### TASK REQUIREMENTS
Which lines of the records contain "diamond"? Collect every one of them.

Stored items from a collection

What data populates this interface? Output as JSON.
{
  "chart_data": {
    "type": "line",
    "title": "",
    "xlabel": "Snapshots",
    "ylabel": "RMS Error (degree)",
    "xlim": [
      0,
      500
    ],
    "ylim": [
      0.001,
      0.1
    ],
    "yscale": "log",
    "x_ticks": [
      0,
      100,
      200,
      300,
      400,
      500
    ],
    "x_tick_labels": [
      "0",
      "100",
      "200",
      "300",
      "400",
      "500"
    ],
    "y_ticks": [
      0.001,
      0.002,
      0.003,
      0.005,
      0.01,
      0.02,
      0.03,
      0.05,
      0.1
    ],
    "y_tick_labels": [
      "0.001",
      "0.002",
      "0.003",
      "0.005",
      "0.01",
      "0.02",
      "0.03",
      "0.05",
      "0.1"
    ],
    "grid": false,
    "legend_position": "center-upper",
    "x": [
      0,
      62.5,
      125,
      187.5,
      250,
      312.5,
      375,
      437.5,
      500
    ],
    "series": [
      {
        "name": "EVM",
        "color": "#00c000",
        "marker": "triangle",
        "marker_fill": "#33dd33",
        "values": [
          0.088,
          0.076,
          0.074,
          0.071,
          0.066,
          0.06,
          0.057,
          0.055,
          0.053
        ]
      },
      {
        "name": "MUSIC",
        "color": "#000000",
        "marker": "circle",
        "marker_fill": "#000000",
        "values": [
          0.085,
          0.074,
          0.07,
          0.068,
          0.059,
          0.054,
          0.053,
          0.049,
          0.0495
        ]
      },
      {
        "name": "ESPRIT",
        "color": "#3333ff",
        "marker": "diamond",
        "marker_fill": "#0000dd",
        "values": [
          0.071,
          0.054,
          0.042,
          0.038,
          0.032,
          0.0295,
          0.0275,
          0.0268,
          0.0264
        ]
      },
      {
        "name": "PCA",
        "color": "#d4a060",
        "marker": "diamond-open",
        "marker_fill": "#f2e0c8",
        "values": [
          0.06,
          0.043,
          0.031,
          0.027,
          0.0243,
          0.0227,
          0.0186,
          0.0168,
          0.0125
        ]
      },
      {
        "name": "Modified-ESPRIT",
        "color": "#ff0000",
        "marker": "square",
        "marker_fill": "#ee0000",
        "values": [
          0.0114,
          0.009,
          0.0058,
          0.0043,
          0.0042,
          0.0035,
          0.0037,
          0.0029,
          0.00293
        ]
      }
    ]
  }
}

### RESULT
        "marker": "diamond",
        "marker": "diamond-open",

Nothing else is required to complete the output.